Start of MATERIAL PROVIDED

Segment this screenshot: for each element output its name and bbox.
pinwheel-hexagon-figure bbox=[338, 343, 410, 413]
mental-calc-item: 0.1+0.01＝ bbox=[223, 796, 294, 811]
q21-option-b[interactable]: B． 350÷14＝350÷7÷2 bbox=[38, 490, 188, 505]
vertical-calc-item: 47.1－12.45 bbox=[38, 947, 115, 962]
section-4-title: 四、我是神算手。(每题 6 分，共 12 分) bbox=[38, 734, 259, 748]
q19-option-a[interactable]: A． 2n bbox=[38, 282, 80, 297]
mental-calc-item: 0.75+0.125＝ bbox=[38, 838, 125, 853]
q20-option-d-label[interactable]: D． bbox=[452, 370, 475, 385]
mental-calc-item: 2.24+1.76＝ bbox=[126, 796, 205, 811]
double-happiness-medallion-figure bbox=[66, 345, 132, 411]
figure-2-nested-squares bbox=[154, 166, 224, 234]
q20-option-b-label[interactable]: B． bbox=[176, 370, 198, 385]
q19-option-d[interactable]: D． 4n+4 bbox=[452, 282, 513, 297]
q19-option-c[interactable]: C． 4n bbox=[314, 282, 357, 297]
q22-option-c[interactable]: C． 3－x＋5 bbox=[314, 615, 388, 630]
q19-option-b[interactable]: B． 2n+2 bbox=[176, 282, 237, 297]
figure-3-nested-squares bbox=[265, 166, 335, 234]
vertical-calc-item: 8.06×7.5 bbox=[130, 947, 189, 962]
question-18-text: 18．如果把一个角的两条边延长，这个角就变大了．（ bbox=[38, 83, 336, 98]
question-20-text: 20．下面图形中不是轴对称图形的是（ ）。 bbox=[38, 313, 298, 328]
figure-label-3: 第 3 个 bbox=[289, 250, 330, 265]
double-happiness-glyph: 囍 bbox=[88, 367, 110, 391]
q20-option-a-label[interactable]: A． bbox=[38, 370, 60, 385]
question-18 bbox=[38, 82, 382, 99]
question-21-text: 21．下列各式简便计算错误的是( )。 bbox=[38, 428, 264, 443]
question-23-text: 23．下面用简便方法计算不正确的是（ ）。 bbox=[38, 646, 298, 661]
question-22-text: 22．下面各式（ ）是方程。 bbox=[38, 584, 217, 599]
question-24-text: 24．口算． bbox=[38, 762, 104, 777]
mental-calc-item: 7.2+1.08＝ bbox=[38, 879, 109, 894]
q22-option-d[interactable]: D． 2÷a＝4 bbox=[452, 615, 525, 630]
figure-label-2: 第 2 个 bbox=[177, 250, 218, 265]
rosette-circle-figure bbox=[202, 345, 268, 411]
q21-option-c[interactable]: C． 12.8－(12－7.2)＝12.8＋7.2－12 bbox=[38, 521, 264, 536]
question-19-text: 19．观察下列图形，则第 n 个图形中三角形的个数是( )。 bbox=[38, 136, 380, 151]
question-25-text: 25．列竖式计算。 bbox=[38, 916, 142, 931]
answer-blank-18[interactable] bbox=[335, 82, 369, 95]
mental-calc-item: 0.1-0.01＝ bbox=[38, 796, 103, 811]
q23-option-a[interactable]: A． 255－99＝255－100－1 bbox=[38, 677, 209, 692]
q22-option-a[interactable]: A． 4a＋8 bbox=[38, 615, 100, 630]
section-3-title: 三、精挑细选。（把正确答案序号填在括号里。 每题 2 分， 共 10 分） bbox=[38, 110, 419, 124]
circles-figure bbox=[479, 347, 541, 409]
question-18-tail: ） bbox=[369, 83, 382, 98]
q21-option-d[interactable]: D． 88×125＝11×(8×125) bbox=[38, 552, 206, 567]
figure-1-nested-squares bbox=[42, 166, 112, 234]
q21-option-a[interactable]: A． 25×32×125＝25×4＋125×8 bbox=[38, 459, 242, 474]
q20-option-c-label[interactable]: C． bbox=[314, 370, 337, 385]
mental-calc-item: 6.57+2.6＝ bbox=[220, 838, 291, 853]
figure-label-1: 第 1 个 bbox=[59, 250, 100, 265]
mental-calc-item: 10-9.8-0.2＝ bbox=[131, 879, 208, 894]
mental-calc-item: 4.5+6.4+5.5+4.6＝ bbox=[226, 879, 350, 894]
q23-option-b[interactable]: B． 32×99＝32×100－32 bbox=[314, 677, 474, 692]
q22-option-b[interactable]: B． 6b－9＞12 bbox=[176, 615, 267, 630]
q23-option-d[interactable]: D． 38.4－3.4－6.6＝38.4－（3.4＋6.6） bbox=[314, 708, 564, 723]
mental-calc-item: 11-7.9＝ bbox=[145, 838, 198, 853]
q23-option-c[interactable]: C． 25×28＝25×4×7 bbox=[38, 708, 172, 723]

End of MATERIAL PROVIDED

AIM: Return every line of the records above unchanged and in the same order.

EXERCISE SOLUTION:
Segment this screenshot: for each element output its name and bbox.
pinwheel-hexagon-figure bbox=[338, 343, 410, 413]
mental-calc-item: 0.1+0.01＝ bbox=[223, 796, 294, 811]
q21-option-b[interactable]: B． 350÷14＝350÷7÷2 bbox=[38, 490, 188, 505]
vertical-calc-item: 47.1－12.45 bbox=[38, 947, 115, 962]
section-4-title: 四、我是神算手。(每题 6 分，共 12 分) bbox=[38, 734, 259, 748]
q19-option-a[interactable]: A． 2n bbox=[38, 282, 80, 297]
mental-calc-item: 0.75+0.125＝ bbox=[38, 838, 125, 853]
q20-option-d-label[interactable]: D． bbox=[452, 370, 475, 385]
mental-calc-item: 2.24+1.76＝ bbox=[126, 796, 205, 811]
double-happiness-medallion-figure bbox=[66, 345, 132, 411]
figure-2-nested-squares bbox=[154, 166, 224, 234]
q20-option-b-label[interactable]: B． bbox=[176, 370, 198, 385]
q19-option-d[interactable]: D． 4n+4 bbox=[452, 282, 513, 297]
q19-option-c[interactable]: C． 4n bbox=[314, 282, 357, 297]
q22-option-c[interactable]: C． 3－x＋5 bbox=[314, 615, 388, 630]
q19-option-b[interactable]: B． 2n+2 bbox=[176, 282, 237, 297]
figure-3-nested-squares bbox=[265, 166, 335, 234]
vertical-calc-item: 8.06×7.5 bbox=[130, 947, 189, 962]
question-18-text: 18．如果把一个角的两条边延长，这个角就变大了．（ bbox=[38, 83, 336, 98]
question-20-text: 20．下面图形中不是轴对称图形的是（ ）。 bbox=[38, 313, 298, 328]
figure-label-3: 第 3 个 bbox=[289, 250, 330, 265]
double-happiness-glyph: 囍 bbox=[88, 367, 110, 391]
q20-option-a-label[interactable]: A． bbox=[38, 370, 60, 385]
question-18 bbox=[38, 82, 382, 99]
question-21-text: 21．下列各式简便计算错误的是( )。 bbox=[38, 428, 264, 443]
question-23-text: 23．下面用简便方法计算不正确的是（ ）。 bbox=[38, 646, 298, 661]
question-22-text: 22．下面各式（ ）是方程。 bbox=[38, 584, 217, 599]
question-24-text: 24．口算． bbox=[38, 762, 104, 777]
mental-calc-item: 7.2+1.08＝ bbox=[38, 879, 109, 894]
q22-option-d[interactable]: D． 2÷a＝4 bbox=[452, 615, 525, 630]
figure-label-2: 第 2 个 bbox=[177, 250, 218, 265]
rosette-circle-figure bbox=[202, 345, 268, 411]
q21-option-c[interactable]: C． 12.8－(12－7.2)＝12.8＋7.2－12 bbox=[38, 521, 264, 536]
question-19-text: 19．观察下列图形，则第 n 个图形中三角形的个数是( )。 bbox=[38, 136, 380, 151]
question-25-text: 25．列竖式计算。 bbox=[38, 916, 142, 931]
answer-blank-18[interactable] bbox=[335, 82, 369, 95]
mental-calc-item: 0.1-0.01＝ bbox=[38, 796, 103, 811]
q23-option-a[interactable]: A． 255－99＝255－100－1 bbox=[38, 677, 209, 692]
q22-option-a[interactable]: A． 4a＋8 bbox=[38, 615, 100, 630]
section-3-title: 三、精挑细选。（把正确答案序号填在括号里。 每题 2 分， 共 10 分） bbox=[38, 110, 419, 124]
circles-figure bbox=[479, 347, 541, 409]
question-18-tail: ） bbox=[369, 83, 382, 98]
q21-option-d[interactable]: D． 88×125＝11×(8×125) bbox=[38, 552, 206, 567]
figure-1-nested-squares bbox=[42, 166, 112, 234]
q21-option-a[interactable]: A． 25×32×125＝25×4＋125×8 bbox=[38, 459, 242, 474]
q20-option-c-label[interactable]: C． bbox=[314, 370, 337, 385]
mental-calc-item: 6.57+2.6＝ bbox=[220, 838, 291, 853]
figure-label-1: 第 1 个 bbox=[59, 250, 100, 265]
mental-calc-item: 10-9.8-0.2＝ bbox=[131, 879, 208, 894]
mental-calc-item: 4.5+6.4+5.5+4.6＝ bbox=[226, 879, 350, 894]
q23-option-b[interactable]: B． 32×99＝32×100－32 bbox=[314, 677, 474, 692]
q22-option-b[interactable]: B． 6b－9＞12 bbox=[176, 615, 267, 630]
q23-option-d[interactable]: D． 38.4－3.4－6.6＝38.4－（3.4＋6.6） bbox=[314, 708, 564, 723]
mental-calc-item: 11-7.9＝ bbox=[145, 838, 198, 853]
q23-option-c[interactable]: C． 25×28＝25×4×7 bbox=[38, 708, 172, 723]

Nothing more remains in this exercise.